(REQUIREMENTS):
Copy every line in which the string "desc" occurs.
━━━ RECORDS PROVIDED ━━━
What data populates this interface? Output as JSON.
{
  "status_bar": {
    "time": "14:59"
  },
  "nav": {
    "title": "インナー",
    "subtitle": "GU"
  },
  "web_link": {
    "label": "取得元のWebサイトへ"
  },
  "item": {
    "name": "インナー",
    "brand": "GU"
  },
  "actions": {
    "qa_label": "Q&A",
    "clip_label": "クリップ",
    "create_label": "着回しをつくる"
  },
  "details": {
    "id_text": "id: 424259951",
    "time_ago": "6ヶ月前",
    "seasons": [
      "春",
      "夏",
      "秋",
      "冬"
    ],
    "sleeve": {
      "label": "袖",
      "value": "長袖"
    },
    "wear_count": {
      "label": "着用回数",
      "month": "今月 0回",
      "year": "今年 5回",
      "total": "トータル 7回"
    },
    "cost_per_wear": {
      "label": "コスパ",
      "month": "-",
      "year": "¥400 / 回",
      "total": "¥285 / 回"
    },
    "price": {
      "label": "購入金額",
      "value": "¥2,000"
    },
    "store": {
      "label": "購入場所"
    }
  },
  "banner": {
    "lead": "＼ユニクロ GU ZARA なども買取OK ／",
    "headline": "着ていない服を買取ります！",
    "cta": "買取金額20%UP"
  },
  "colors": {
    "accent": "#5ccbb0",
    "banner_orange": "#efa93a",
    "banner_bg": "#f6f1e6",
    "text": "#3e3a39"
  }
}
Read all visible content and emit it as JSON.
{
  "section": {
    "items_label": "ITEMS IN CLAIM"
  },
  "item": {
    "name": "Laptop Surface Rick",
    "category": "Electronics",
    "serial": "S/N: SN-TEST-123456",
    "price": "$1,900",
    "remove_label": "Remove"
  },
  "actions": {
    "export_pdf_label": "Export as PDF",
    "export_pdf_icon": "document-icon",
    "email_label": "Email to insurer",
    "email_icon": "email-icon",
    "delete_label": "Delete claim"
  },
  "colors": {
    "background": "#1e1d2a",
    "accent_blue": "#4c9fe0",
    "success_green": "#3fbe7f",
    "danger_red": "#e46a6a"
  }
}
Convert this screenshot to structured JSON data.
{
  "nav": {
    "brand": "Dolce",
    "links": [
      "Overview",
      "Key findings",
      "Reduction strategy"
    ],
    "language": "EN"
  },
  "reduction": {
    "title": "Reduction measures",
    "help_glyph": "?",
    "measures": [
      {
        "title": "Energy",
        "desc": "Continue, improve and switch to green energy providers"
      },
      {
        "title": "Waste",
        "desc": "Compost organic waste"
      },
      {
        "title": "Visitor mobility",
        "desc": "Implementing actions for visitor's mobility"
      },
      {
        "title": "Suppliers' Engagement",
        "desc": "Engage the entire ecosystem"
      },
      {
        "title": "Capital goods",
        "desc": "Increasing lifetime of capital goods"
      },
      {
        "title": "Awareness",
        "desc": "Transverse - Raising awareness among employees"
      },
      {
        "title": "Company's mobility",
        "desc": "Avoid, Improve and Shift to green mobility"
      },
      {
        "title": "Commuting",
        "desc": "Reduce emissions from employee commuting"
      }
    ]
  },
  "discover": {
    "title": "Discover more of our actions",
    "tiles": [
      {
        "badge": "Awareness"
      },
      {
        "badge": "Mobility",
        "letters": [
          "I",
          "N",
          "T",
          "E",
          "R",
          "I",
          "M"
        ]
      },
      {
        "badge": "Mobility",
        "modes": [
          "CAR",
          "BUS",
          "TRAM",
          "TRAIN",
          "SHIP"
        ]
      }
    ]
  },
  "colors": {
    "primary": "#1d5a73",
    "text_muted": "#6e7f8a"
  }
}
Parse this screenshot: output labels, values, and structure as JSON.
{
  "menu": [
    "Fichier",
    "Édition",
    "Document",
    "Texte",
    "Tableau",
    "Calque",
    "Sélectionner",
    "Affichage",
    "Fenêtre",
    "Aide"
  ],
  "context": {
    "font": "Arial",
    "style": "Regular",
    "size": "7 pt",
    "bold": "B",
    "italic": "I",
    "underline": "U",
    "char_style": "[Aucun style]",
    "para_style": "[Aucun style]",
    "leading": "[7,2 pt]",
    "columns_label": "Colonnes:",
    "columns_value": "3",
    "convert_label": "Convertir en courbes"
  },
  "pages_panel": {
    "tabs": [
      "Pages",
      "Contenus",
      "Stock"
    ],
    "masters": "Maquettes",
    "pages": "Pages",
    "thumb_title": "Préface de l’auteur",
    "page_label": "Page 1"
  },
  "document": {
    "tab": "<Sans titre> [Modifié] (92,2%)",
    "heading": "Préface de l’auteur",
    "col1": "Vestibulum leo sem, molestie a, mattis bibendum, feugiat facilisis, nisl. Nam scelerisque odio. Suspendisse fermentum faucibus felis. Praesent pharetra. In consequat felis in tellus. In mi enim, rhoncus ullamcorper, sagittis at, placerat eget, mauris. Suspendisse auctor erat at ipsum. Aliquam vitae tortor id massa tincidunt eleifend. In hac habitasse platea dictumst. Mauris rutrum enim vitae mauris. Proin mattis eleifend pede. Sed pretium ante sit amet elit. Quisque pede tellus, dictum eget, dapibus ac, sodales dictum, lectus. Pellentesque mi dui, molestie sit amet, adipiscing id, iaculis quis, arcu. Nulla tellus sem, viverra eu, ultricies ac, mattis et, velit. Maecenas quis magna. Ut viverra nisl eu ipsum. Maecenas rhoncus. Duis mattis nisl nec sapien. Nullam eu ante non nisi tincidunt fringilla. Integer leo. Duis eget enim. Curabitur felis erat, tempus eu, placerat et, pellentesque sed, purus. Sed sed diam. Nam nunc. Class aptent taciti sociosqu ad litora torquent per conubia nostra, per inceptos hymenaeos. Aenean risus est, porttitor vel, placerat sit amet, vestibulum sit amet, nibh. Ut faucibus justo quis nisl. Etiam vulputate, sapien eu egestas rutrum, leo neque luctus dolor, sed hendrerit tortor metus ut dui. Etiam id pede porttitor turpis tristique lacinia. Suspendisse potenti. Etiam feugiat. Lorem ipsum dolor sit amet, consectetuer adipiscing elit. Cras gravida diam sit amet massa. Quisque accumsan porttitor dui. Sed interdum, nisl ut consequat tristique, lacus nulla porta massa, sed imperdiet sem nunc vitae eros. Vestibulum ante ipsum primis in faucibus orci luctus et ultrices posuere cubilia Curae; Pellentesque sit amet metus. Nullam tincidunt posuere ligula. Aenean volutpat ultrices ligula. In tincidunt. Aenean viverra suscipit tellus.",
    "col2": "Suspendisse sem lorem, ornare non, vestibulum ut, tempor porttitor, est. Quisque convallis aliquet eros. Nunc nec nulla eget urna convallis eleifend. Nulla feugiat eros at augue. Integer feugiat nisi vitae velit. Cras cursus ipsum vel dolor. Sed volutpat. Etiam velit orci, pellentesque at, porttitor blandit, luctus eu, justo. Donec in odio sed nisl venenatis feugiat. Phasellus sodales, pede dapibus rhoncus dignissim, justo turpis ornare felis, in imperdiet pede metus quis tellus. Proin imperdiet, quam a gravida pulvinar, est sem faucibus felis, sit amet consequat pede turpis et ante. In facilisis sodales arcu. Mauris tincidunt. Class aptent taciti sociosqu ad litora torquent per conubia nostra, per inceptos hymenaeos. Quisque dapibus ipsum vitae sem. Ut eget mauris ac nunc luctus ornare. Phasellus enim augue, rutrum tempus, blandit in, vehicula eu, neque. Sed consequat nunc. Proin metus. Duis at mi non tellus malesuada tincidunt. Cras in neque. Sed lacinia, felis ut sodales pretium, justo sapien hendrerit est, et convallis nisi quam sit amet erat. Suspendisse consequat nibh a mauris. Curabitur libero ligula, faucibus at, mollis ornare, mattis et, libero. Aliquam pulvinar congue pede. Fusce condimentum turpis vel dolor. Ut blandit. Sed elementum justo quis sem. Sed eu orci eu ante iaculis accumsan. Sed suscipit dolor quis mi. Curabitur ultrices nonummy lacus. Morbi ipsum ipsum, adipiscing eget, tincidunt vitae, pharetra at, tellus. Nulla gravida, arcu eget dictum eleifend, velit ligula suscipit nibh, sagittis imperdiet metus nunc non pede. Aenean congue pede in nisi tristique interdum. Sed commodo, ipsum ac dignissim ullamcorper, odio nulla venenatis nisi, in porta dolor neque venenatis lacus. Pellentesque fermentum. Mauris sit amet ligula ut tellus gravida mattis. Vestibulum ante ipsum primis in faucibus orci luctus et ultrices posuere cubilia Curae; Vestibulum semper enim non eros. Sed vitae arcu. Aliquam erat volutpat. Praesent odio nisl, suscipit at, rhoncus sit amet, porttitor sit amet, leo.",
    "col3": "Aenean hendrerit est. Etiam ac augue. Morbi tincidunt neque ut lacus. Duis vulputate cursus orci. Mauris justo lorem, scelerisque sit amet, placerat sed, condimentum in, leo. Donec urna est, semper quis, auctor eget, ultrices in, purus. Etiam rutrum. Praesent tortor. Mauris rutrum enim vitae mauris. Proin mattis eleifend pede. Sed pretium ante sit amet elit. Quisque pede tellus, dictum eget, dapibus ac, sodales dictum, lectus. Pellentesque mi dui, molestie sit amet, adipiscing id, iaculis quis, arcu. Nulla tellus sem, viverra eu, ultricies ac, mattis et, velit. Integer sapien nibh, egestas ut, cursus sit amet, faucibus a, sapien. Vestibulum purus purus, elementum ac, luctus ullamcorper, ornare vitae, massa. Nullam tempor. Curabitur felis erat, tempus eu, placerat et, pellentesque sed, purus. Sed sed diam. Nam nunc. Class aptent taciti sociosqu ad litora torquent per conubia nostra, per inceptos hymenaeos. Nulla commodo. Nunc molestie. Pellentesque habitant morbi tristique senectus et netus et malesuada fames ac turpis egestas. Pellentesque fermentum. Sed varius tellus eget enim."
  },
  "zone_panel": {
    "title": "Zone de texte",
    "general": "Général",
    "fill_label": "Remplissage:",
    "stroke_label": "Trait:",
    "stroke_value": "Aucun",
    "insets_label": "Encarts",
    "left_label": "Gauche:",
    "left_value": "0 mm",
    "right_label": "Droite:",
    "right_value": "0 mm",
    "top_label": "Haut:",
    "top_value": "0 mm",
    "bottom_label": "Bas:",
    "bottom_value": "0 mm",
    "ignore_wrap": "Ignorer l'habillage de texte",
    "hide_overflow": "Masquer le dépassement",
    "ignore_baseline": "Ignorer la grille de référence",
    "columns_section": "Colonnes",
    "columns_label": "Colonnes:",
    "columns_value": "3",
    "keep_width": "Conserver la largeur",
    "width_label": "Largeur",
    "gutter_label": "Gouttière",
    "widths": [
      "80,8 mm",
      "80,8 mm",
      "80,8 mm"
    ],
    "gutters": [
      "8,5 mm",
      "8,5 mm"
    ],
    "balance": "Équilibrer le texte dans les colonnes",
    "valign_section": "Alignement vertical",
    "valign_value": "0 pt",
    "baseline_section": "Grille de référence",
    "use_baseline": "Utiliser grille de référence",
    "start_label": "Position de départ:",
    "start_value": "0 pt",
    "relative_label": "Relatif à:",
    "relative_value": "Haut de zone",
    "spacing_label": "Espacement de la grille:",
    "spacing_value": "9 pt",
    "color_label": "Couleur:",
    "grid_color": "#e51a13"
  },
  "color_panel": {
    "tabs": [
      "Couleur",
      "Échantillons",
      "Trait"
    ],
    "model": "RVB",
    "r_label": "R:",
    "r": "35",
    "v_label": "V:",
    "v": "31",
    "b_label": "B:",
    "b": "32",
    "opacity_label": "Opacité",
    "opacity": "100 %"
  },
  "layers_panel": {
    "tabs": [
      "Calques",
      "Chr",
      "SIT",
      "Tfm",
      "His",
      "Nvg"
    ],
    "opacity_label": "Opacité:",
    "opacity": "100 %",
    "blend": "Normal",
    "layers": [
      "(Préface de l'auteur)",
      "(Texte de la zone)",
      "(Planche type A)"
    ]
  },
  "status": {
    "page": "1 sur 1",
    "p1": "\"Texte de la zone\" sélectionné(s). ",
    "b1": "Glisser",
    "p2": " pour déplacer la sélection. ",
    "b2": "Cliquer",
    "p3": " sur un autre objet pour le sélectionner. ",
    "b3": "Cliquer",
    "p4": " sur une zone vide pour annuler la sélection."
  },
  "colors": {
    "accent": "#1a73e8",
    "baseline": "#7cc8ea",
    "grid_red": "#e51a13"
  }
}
━━━
(SOLUTION TO THE PROBLEM):
        "desc": "Continue, improve and switch to green energy providers"
        "desc": "Compost organic waste"
        "desc": "Implementing actions for visitor's mobility"
        "desc": "Engage the entire ecosystem"
        "desc": "Increasing lifetime of capital goods"
        "desc": "Transverse - Raising awareness among employees"
        "desc": "Avoid, Improve and Shift to green mobility"
        "desc": "Reduce emissions from employee commuting"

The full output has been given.